_REQUEST_
Without the images, write out the whole listing exactly.

Data entries
● ● ● ●

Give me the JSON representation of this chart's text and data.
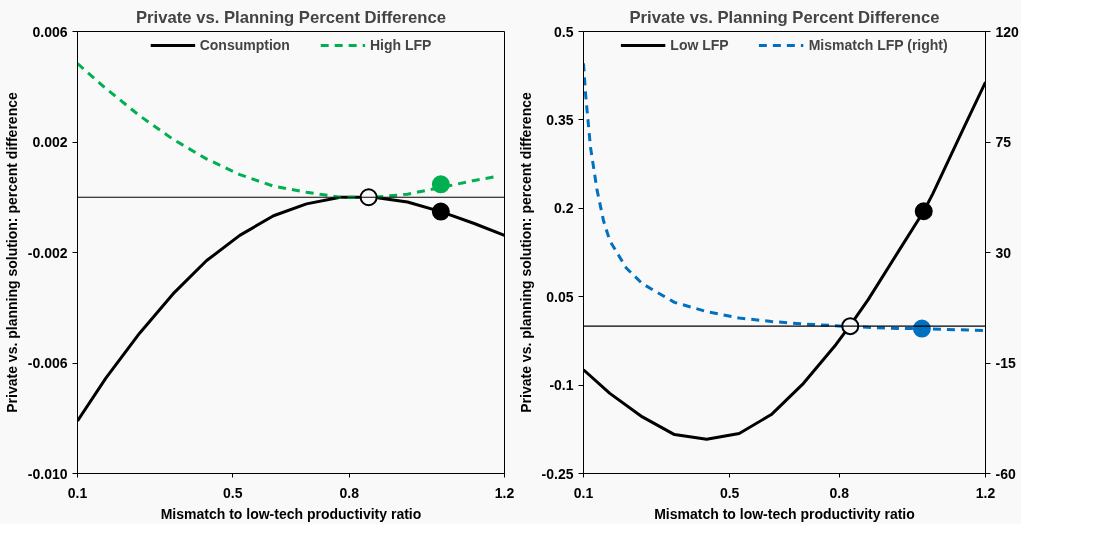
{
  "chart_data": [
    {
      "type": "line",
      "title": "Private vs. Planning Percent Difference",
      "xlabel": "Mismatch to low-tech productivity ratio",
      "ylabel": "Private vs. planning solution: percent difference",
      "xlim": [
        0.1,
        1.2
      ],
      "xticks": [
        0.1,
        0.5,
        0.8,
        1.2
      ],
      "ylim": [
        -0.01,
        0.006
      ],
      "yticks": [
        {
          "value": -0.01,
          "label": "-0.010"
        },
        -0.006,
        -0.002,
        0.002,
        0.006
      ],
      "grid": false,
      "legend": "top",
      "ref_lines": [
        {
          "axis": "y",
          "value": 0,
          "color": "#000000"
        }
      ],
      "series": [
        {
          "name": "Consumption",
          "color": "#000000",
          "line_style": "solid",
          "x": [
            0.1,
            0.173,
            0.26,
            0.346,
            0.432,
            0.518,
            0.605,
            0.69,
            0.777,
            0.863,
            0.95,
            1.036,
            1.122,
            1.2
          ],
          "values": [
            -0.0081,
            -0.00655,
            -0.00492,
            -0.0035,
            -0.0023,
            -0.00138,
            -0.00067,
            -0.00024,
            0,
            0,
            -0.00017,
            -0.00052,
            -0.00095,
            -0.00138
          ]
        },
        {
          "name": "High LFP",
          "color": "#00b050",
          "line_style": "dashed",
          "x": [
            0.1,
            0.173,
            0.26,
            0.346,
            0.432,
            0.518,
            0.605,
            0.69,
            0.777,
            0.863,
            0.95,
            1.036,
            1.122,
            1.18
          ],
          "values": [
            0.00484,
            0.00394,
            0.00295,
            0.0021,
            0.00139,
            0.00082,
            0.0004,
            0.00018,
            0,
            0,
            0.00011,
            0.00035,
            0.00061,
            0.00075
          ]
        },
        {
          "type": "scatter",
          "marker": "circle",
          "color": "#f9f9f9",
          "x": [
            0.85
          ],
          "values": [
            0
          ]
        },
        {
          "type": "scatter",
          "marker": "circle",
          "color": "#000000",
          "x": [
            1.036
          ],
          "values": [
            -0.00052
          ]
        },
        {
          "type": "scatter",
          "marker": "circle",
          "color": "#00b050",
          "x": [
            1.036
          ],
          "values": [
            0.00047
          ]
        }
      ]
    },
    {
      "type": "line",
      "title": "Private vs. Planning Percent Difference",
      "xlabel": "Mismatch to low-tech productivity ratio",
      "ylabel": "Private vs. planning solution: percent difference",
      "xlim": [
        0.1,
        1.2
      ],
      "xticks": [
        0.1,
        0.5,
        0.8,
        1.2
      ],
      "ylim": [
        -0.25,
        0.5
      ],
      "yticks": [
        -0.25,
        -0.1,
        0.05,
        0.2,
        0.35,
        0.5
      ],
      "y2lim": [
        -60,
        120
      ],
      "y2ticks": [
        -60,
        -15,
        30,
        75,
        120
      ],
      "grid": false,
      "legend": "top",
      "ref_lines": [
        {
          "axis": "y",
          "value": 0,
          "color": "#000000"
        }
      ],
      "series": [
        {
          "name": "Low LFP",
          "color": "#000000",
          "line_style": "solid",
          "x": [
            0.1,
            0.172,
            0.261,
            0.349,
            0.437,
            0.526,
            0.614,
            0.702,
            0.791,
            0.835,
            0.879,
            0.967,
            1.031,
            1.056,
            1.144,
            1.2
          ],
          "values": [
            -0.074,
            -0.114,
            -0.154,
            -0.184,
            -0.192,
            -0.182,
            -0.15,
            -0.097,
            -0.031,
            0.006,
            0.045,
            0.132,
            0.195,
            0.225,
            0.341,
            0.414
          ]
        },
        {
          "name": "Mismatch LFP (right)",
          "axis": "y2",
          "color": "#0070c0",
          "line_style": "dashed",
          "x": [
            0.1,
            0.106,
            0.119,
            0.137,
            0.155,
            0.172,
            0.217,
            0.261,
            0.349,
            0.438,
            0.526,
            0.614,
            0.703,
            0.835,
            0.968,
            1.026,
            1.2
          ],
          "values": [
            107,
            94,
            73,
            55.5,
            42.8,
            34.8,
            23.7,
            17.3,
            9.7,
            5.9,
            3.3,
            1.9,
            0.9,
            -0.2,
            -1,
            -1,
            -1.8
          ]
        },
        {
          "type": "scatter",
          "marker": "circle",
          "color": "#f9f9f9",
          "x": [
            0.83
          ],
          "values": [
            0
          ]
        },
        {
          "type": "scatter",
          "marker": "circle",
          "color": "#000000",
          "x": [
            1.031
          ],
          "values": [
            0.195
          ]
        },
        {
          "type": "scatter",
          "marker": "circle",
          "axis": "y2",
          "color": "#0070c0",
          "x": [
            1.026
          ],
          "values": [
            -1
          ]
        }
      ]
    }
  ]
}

● ● ● ●

_ANSWER TO THE EXERCISE_
Give me the JSON representation of this chart's text and data.
{
  "chart_data": [
    {
      "type": "line",
      "title": "Private vs. Planning Percent Difference",
      "xlabel": "Mismatch to low-tech productivity ratio",
      "ylabel": "Private vs. planning solution: percent difference",
      "xlim": [
        0.1,
        1.2
      ],
      "xticks": [
        0.1,
        0.5,
        0.8,
        1.2
      ],
      "ylim": [
        -0.01,
        0.006
      ],
      "yticks": [
        {
          "value": -0.01,
          "label": "-0.010"
        },
        -0.006,
        -0.002,
        0.002,
        0.006
      ],
      "grid": false,
      "legend": "top",
      "ref_lines": [
        {
          "axis": "y",
          "value": 0,
          "color": "#000000"
        }
      ],
      "series": [
        {
          "name": "Consumption",
          "color": "#000000",
          "line_style": "solid",
          "x": [
            0.1,
            0.173,
            0.26,
            0.346,
            0.432,
            0.518,
            0.605,
            0.69,
            0.777,
            0.863,
            0.95,
            1.036,
            1.122,
            1.2
          ],
          "values": [
            -0.0081,
            -0.00655,
            -0.00492,
            -0.0035,
            -0.0023,
            -0.00138,
            -0.00067,
            -0.00024,
            0,
            0,
            -0.00017,
            -0.00052,
            -0.00095,
            -0.00138
          ]
        },
        {
          "name": "High LFP",
          "color": "#00b050",
          "line_style": "dashed",
          "x": [
            0.1,
            0.173,
            0.26,
            0.346,
            0.432,
            0.518,
            0.605,
            0.69,
            0.777,
            0.863,
            0.95,
            1.036,
            1.122,
            1.18
          ],
          "values": [
            0.00484,
            0.00394,
            0.00295,
            0.0021,
            0.00139,
            0.00082,
            0.0004,
            0.00018,
            0,
            0,
            0.00011,
            0.00035,
            0.00061,
            0.00075
          ]
        },
        {
          "type": "scatter",
          "marker": "circle",
          "color": "#f9f9f9",
          "x": [
            0.85
          ],
          "values": [
            0
          ]
        },
        {
          "type": "scatter",
          "marker": "circle",
          "color": "#000000",
          "x": [
            1.036
          ],
          "values": [
            -0.00052
          ]
        },
        {
          "type": "scatter",
          "marker": "circle",
          "color": "#00b050",
          "x": [
            1.036
          ],
          "values": [
            0.00047
          ]
        }
      ]
    },
    {
      "type": "line",
      "title": "Private vs. Planning Percent Difference",
      "xlabel": "Mismatch to low-tech productivity ratio",
      "ylabel": "Private vs. planning solution: percent difference",
      "xlim": [
        0.1,
        1.2
      ],
      "xticks": [
        0.1,
        0.5,
        0.8,
        1.2
      ],
      "ylim": [
        -0.25,
        0.5
      ],
      "yticks": [
        -0.25,
        -0.1,
        0.05,
        0.2,
        0.35,
        0.5
      ],
      "y2lim": [
        -60,
        120
      ],
      "y2ticks": [
        -60,
        -15,
        30,
        75,
        120
      ],
      "grid": false,
      "legend": "top",
      "ref_lines": [
        {
          "axis": "y",
          "value": 0,
          "color": "#000000"
        }
      ],
      "series": [
        {
          "name": "Low LFP",
          "color": "#000000",
          "line_style": "solid",
          "x": [
            0.1,
            0.172,
            0.261,
            0.349,
            0.437,
            0.526,
            0.614,
            0.702,
            0.791,
            0.835,
            0.879,
            0.967,
            1.031,
            1.056,
            1.144,
            1.2
          ],
          "values": [
            -0.074,
            -0.114,
            -0.154,
            -0.184,
            -0.192,
            -0.182,
            -0.15,
            -0.097,
            -0.031,
            0.006,
            0.045,
            0.132,
            0.195,
            0.225,
            0.341,
            0.414
          ]
        },
        {
          "name": "Mismatch LFP (right)",
          "axis": "y2",
          "color": "#0070c0",
          "line_style": "dashed",
          "x": [
            0.1,
            0.106,
            0.119,
            0.137,
            0.155,
            0.172,
            0.217,
            0.261,
            0.349,
            0.438,
            0.526,
            0.614,
            0.703,
            0.835,
            0.968,
            1.026,
            1.2
          ],
          "values": [
            107,
            94,
            73,
            55.5,
            42.8,
            34.8,
            23.7,
            17.3,
            9.7,
            5.9,
            3.3,
            1.9,
            0.9,
            -0.2,
            -1,
            -1,
            -1.8
          ]
        },
        {
          "type": "scatter",
          "marker": "circle",
          "color": "#f9f9f9",
          "x": [
            0.83
          ],
          "values": [
            0
          ]
        },
        {
          "type": "scatter",
          "marker": "circle",
          "color": "#000000",
          "x": [
            1.031
          ],
          "values": [
            0.195
          ]
        },
        {
          "type": "scatter",
          "marker": "circle",
          "axis": "y2",
          "color": "#0070c0",
          "x": [
            1.026
          ],
          "values": [
            -1
          ]
        }
      ]
    }
  ]
}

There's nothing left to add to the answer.